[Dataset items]

══════════

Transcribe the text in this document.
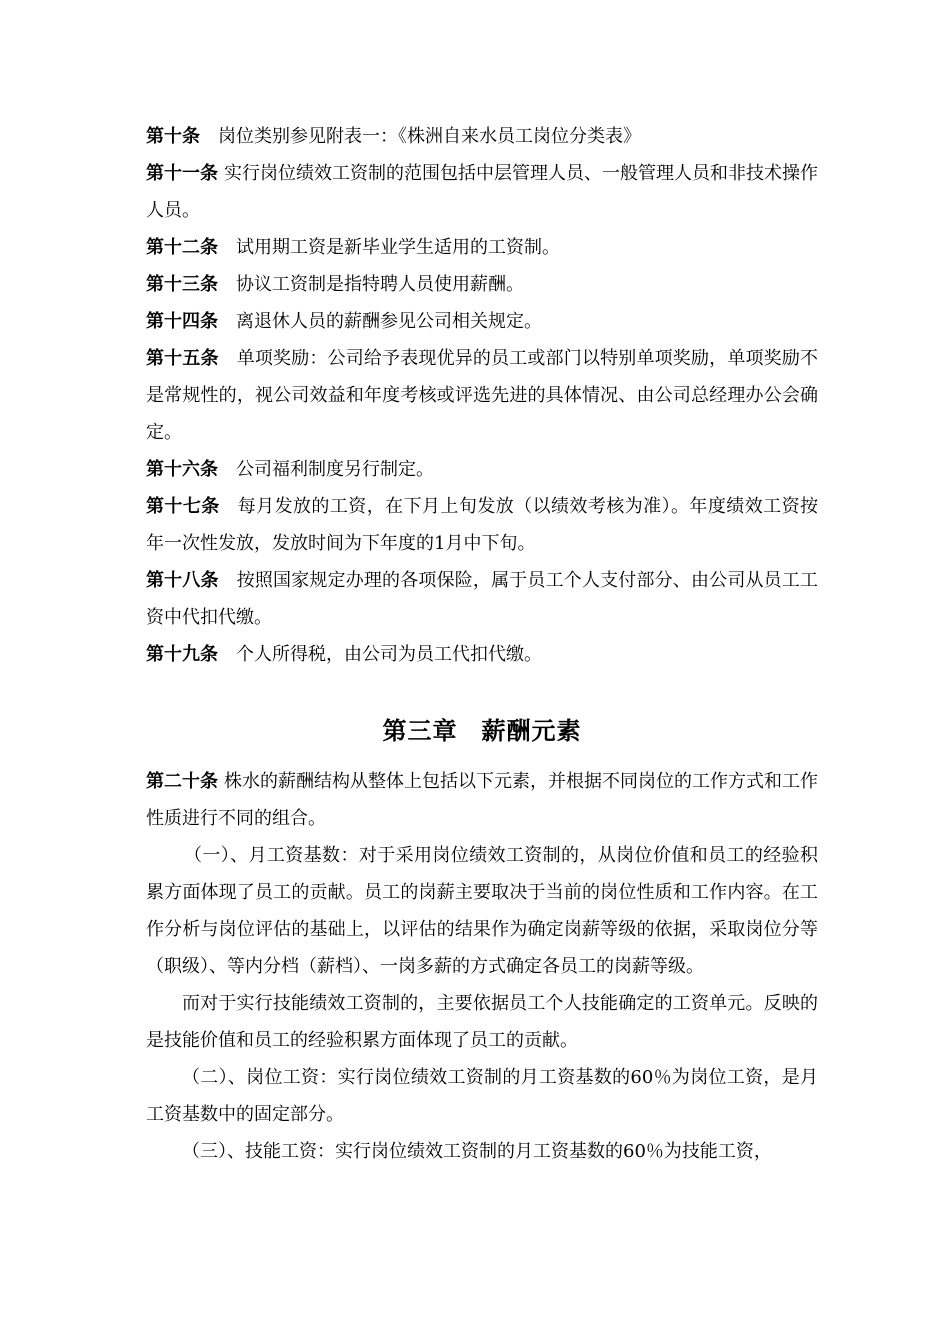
第十条 岗位类别参见附表一：《株洲自来水员工岗位分类表》

第十一条 实行岗位绩效工资制的范围包括中层管理人员、一般管理人员和非技术操作人员。

第十二条 试用期工资是新毕业学生适用的工资制。

第十三条 协议工资制是指特聘人员使用薪酬。

第十四条 离退休人员的薪酬参见公司相关规定。

第十五条 单项奖励：公司给予表现优异的员工或部门以特别单项奖励，单项奖励不是常规性的，视公司效益和年度考核或评选先进的具体情况、由公司总经理办公会确定。

第十六条 公司福利制度另行制定。

第十七条 每月发放的工资，在下月上旬发放（以绩效考核为准）。年度绩效工资按年一次性发放，发放时间为下年度的1月中下旬。

第十八条 按照国家规定办理的各项保险，属于员工个人支付部分、由公司从员工工资中代扣代缴。

第十九条 个人所得税，由公司为员工代扣代缴。

第三章 薪酬元素

第二十条 株水的薪酬结构从整体上包括以下元素，并根据不同岗位的工作方式和工作性质进行不同的组合。

（一）、月工资基数：对于采用岗位绩效工资制的，从岗位价值和员工的经验积累方面体现了员工的贡献。员工的岗薪主要取决于当前的岗位性质和工作内容。在工作分析与岗位评估的基础上，以评估的结果作为确定岗薪等级的依据，采取岗位分等（职级）、等内分档（薪档）、一岗多薪的方式确定各员工的岗薪等级。

而对于实行技能绩效工资制的，主要依据员工个人技能确定的工资单元。反映的是技能价值和员工的经验积累方面体现了员工的贡献。

（二）、岗位工资：实行岗位绩效工资制的月工资基数的60％为岗位工资，是月工资基数中的固定部分。

（三）、技能工资：实行岗位绩效工资制的月工资基数的60％为技能工资，
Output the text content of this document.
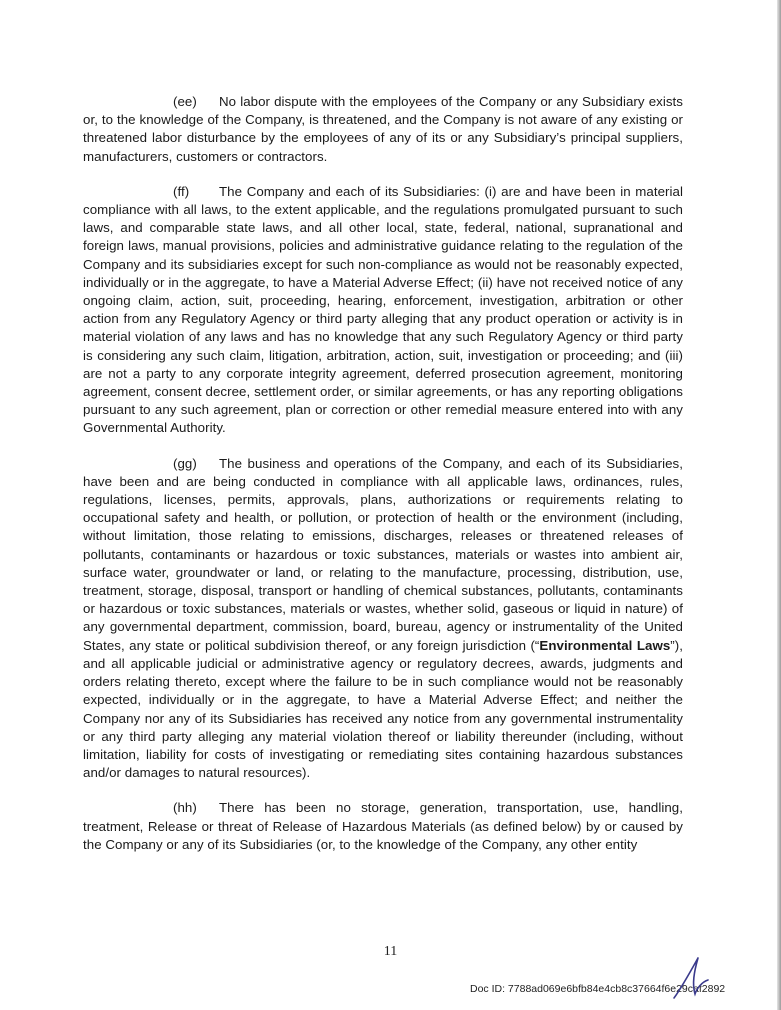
(ee) No labor dispute with the employees of the Company or any Subsidiary exists or, to the knowledge of the Company, is threatened, and the Company is not aware of any existing or threatened labor disturbance by the employees of any of its or any Subsidiary’s principal suppliers, manufacturers, customers or contractors.

(ff) The Company and each of its Subsidiaries: (i) are and have been in material compliance with all laws, to the extent applicable, and the regulations promulgated pursuant to such laws, and comparable state laws, and all other local, state, federal, national, supranational and foreign laws, manual provisions, policies and administrative guidance relating to the regulation of the Company and its subsidiaries except for such non-compliance as would not be reasonably expected, individually or in the aggregate, to have a Material Adverse Effect; (ii) have not received notice of any ongoing claim, action, suit, proceeding, hearing, enforcement, investigation, arbitration or other action from any Regulatory Agency or third party alleging that any product operation or activity is in material violation of any laws and has no knowledge that any such Regulatory Agency or third party is considering any such claim, litigation, arbitration, action, suit, investigation or proceeding; and (iii) are not a party to any corporate integrity agreement, deferred prosecution agreement, monitoring agreement, consent decree, settlement order, or similar agreements, or has any reporting obligations pursuant to any such agreement, plan or correction or other remedial measure entered into with any Governmental Authority.

(gg) The business and operations of the Company, and each of its Subsidiaries, have been and are being conducted in compliance with all applicable laws, ordinances, rules, regulations, licenses, permits, approvals, plans, authorizations or requirements relating to occupational safety and health, or pollution, or protection of health or the environment (including, without limitation, those relating to emissions, discharges, releases or threatened releases of pollutants, contaminants or hazardous or toxic substances, materials or wastes into ambient air, surface water, groundwater or land, or relating to the manufacture, processing, distribution, use, treatment, storage, disposal, transport or handling of chemical substances, pollutants, contaminants or hazardous or toxic substances, materials or wastes, whether solid, gaseous or liquid in nature) of any governmental department, commission, board, bureau, agency or instrumentality of the United States, any state or political subdivision thereof, or any foreign jurisdiction (“Environmental Laws”), and all applicable judicial or administrative agency or regulatory decrees, awards, judgments and orders relating thereto, except where the failure to be in such compliance would not be reasonably expected, individually or in the aggregate, to have a Material Adverse Effect; and neither the Company nor any of its Subsidiaries has received any notice from any governmental instrumentality or any third party alleging any material violation thereof or liability thereunder (including, without limitation, liability for costs of investigating or remediating sites containing hazardous substances and/or damages to natural resources).

(hh) There has been no storage, generation, transportation, use, handling, treatment, Release or threat of Release of Hazardous Materials (as defined below) by or caused by the Company or any of its Subsidiaries (or, to the knowledge of the Company, any other entity

11
Doc ID: 7788ad069e6bfb84e4cb8c37664f6e29caf2892
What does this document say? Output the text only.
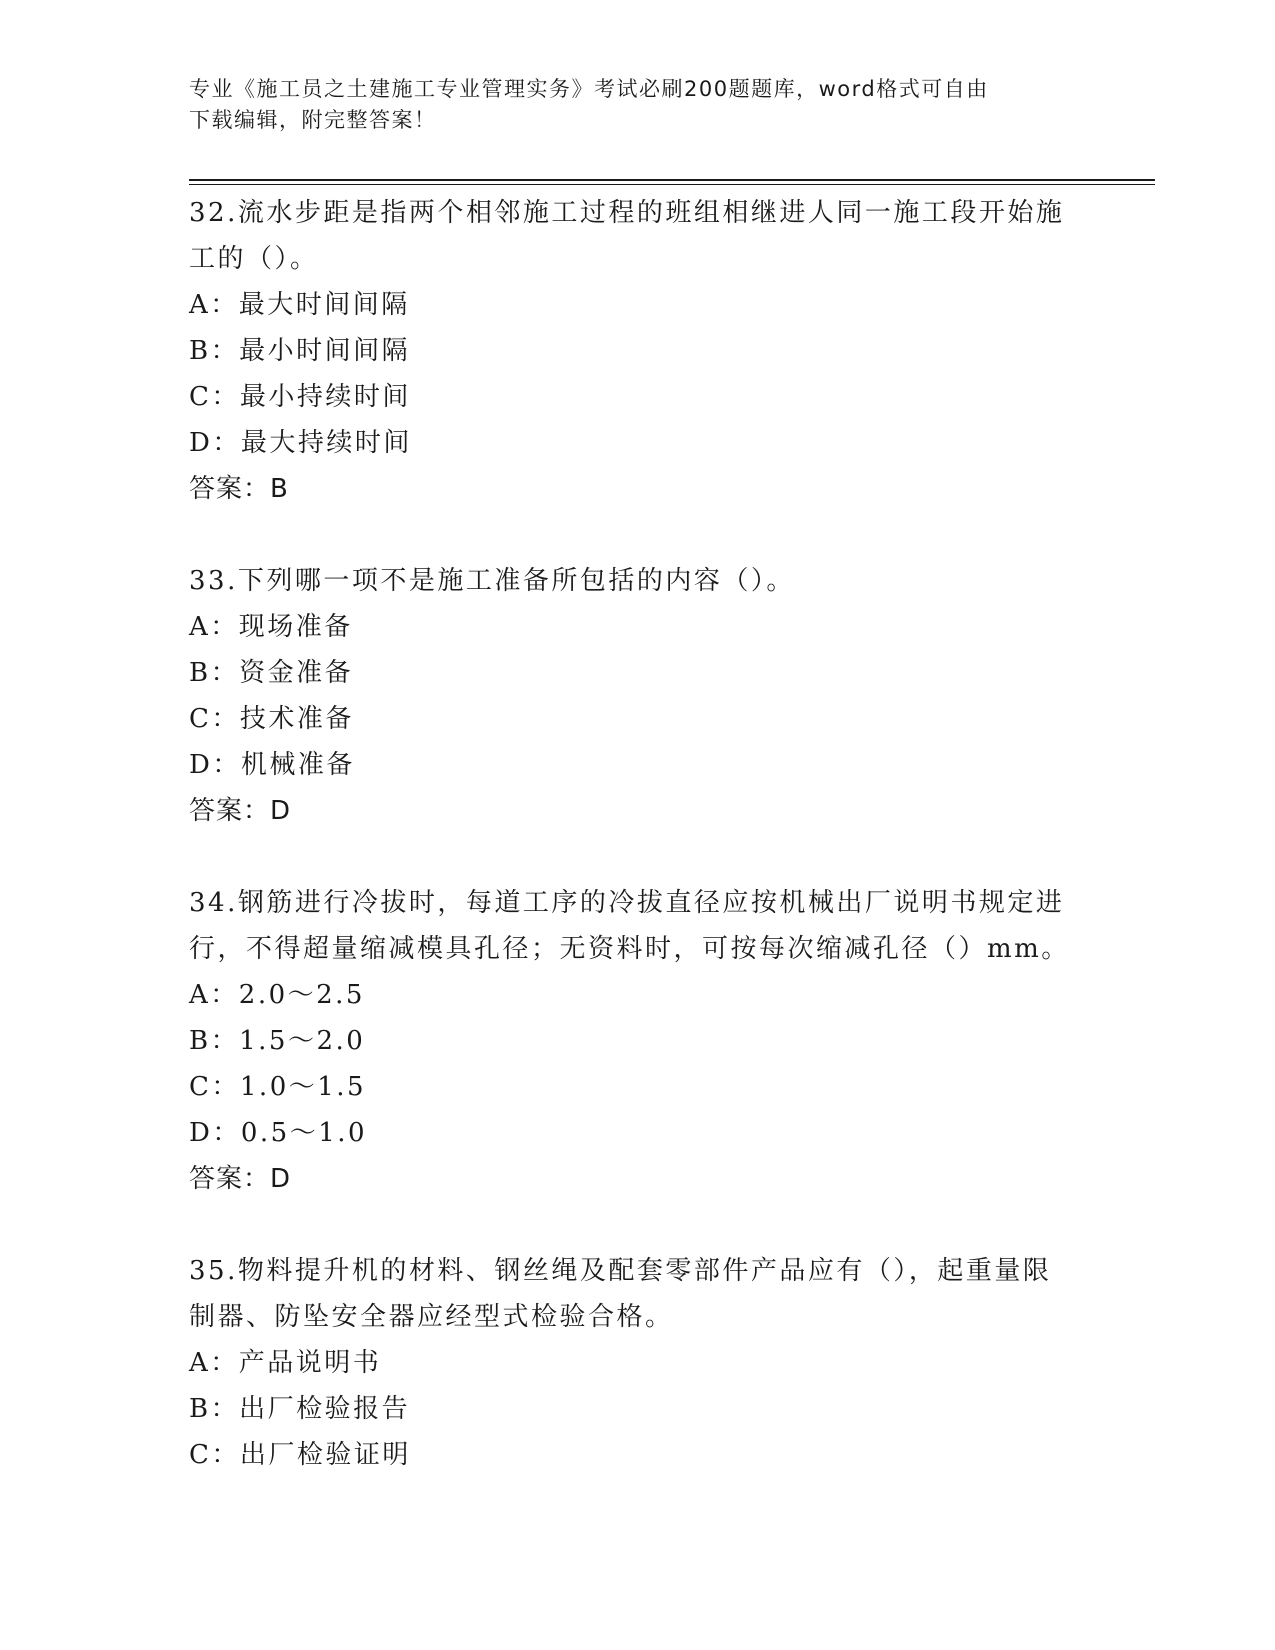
专业《施工员之土建施工专业管理实务》考试必刷200题题库，word格式可自由
下载编辑，附完整答案！
32.流水步距是指两个相邻施工过程的班组相继进人同一施工段开始施
工的（）。
A：最大时间间隔
B：最小时间间隔
C：最小持续时间
D：最大持续时间
答案：B
33.下列哪一项不是施工准备所包括的内容（）。
A：现场准备
B：资金准备
C：技术准备
D：机械准备
答案：D
34.钢筋进行冷拔时，每道工序的冷拔直径应按机械出厂说明书规定进
行，不得超量缩减模具孔径；无资料时，可按每次缩减孔径（）mm。
A：2.0～2.5
B：1.5～2.0
C：1.0～1.5
D：0.5～1.0
答案：D
35.物料提升机的材料、钢丝绳及配套零部件产品应有（），起重量限
制器、防坠安全器应经型式检验合格。
A：产品说明书
B：出厂检验报告
C：出厂检验证明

══════════

• **What is expected**
Please reproduce nothing but the lines from the one containing "What does this" through the closing line of the listing, retyped word for word, pictures excluded.

• **The result**
What does this document say? Output the text only.
专业《施工员之土建施工专业管理实务》考试必刷200题题库，word格式可自由
下载编辑，附完整答案！
32.流水步距是指两个相邻施工过程的班组相继进人同一施工段开始施
工的（）。
A：最大时间间隔
B：最小时间间隔
C：最小持续时间
D：最大持续时间
答案：B
33.下列哪一项不是施工准备所包括的内容（）。
A：现场准备
B：资金准备
C：技术准备
D：机械准备
答案：D
34.钢筋进行冷拔时，每道工序的冷拔直径应按机械出厂说明书规定进
行，不得超量缩减模具孔径；无资料时，可按每次缩减孔径（）mm。
A：2.0～2.5
B：1.5～2.0
C：1.0～1.5
D：0.5～1.0
答案：D
35.物料提升机的材料、钢丝绳及配套零部件产品应有（），起重量限
制器、防坠安全器应经型式检验合格。
A：产品说明书
B：出厂检验报告
C：出厂检验证明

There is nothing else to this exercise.